# [WORK TO COMPLETE]
Show every line containing "сельских" by copying it.

(Saved data entries)
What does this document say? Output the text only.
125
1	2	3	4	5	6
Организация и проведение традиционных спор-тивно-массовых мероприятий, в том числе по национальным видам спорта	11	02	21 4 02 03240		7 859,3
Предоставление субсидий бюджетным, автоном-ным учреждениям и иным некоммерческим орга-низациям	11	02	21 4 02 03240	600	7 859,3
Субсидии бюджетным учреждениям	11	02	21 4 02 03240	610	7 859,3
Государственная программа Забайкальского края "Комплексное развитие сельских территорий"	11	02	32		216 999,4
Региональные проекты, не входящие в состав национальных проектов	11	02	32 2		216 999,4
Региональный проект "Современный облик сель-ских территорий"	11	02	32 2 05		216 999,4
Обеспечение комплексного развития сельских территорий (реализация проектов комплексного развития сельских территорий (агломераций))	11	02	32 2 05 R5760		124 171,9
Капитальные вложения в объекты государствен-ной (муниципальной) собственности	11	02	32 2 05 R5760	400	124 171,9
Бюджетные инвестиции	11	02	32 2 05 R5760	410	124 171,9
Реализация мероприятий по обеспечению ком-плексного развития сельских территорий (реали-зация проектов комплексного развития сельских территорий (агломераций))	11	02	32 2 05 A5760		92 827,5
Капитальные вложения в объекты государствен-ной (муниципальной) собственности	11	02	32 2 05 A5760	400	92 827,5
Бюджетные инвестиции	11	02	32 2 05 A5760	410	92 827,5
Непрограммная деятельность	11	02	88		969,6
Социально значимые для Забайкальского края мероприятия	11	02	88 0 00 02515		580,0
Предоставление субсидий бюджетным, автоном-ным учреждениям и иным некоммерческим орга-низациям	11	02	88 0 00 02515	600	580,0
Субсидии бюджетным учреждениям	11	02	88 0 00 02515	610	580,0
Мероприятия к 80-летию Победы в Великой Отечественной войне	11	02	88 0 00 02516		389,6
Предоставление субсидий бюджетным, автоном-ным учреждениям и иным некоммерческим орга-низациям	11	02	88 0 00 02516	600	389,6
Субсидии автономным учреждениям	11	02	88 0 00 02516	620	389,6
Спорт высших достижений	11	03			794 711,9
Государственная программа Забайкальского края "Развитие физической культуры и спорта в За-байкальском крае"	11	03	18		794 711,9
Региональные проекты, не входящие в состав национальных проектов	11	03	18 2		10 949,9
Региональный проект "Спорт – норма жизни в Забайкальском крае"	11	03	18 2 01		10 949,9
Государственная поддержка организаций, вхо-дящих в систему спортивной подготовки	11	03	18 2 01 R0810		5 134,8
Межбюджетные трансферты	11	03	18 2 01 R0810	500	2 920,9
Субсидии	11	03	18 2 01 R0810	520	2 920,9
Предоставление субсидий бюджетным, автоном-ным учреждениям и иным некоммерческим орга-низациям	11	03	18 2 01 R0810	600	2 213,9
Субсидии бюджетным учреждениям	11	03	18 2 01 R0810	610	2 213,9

# [WRITTEN RESPONSE]
Государственная программа Забайкальского края "Комплексное развитие сельских территорий"	11	02	32		216 999,4
Обеспечение комплексного развития сельских территорий (реализация проектов комплексного развития сельских территорий (агломераций))	11	02	32 2 05 R5760		124 171,9
Реализация мероприятий по обеспечению ком-плексного развития сельских территорий (реали-зация проектов комплексного развития сельских территорий (агломераций))	11	02	32 2 05 A5760		92 827,5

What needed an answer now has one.